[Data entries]
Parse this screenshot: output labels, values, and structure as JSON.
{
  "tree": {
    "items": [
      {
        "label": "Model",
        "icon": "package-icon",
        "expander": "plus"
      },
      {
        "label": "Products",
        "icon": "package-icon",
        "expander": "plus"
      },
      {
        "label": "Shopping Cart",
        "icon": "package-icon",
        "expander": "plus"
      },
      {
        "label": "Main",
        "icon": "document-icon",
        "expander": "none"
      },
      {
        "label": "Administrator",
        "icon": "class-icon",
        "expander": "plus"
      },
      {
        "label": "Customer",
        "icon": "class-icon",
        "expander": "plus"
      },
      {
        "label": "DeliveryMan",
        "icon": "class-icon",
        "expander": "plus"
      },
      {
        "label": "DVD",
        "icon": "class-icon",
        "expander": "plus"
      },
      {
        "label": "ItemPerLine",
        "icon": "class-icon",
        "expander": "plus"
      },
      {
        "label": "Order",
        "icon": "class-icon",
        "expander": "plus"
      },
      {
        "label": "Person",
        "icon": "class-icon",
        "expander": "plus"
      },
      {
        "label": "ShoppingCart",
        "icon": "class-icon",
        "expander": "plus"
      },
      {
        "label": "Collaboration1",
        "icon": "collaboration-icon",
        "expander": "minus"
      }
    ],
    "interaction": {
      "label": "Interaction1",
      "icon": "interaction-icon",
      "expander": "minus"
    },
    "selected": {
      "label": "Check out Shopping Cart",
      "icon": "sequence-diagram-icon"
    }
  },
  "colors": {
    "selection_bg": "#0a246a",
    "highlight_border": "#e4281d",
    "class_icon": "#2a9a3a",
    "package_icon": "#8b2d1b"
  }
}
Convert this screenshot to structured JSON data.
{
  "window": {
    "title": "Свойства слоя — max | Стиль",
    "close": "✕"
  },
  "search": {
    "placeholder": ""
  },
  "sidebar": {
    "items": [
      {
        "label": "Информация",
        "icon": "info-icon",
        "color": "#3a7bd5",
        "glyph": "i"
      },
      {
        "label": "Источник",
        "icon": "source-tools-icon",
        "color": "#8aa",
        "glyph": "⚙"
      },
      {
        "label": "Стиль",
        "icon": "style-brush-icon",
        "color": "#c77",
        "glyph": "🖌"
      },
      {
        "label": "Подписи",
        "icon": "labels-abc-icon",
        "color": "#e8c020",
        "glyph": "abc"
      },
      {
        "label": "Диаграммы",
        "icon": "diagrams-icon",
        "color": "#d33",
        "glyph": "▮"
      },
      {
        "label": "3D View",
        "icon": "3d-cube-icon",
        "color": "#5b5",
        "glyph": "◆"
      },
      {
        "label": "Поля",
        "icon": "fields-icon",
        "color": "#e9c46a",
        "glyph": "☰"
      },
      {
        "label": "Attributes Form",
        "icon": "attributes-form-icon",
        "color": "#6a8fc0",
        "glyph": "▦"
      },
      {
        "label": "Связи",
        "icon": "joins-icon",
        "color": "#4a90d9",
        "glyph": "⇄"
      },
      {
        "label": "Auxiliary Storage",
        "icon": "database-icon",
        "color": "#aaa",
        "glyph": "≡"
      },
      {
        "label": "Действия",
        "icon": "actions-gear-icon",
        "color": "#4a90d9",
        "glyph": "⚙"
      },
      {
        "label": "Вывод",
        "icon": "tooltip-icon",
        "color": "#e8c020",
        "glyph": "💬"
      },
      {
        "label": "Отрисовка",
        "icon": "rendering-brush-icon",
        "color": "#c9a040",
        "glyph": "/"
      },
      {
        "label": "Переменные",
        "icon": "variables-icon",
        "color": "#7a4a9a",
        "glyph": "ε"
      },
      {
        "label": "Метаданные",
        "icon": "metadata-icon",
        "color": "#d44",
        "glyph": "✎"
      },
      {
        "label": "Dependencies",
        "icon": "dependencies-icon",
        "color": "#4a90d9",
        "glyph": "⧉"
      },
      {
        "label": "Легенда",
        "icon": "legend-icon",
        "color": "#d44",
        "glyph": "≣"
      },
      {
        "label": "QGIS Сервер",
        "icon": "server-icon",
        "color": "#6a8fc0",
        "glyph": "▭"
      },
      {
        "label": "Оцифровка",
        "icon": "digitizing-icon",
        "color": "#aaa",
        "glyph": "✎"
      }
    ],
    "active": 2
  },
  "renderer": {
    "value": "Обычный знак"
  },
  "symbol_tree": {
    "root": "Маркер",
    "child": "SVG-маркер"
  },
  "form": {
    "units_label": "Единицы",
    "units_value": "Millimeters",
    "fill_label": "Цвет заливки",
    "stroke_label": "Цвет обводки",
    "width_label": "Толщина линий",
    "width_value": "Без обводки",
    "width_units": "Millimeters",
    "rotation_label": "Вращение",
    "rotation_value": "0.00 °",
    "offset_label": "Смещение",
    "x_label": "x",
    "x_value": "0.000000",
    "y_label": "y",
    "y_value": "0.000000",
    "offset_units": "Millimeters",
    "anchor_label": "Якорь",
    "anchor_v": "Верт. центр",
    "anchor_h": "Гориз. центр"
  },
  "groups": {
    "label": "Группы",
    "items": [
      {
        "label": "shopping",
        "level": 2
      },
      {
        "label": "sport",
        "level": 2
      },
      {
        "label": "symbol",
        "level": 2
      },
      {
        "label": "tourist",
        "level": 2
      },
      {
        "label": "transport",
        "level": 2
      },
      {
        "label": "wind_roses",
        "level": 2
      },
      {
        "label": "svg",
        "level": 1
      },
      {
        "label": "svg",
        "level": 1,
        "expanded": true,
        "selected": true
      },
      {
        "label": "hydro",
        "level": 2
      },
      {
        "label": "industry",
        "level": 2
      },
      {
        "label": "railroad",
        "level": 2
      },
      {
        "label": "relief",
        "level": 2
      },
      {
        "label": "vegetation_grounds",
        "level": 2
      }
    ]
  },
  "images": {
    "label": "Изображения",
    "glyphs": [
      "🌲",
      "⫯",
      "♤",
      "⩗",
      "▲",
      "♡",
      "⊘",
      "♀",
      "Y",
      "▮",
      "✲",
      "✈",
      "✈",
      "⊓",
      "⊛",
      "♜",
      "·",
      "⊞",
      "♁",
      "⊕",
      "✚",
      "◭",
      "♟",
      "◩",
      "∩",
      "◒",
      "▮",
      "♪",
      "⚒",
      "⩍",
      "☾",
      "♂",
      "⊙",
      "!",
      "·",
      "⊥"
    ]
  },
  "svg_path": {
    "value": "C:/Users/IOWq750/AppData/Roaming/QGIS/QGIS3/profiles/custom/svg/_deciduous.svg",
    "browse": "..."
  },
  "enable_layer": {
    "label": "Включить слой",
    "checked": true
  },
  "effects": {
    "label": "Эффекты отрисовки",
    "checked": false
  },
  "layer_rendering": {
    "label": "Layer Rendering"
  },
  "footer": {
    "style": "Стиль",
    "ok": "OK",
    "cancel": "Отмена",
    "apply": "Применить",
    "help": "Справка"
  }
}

THE TASK:
Identify which lines contain the word "this" and copy each one.

TASK RESPONSE:
Parse this screenshot: output labels, values, and structure as JSON.
Convert this screenshot to structured JSON data.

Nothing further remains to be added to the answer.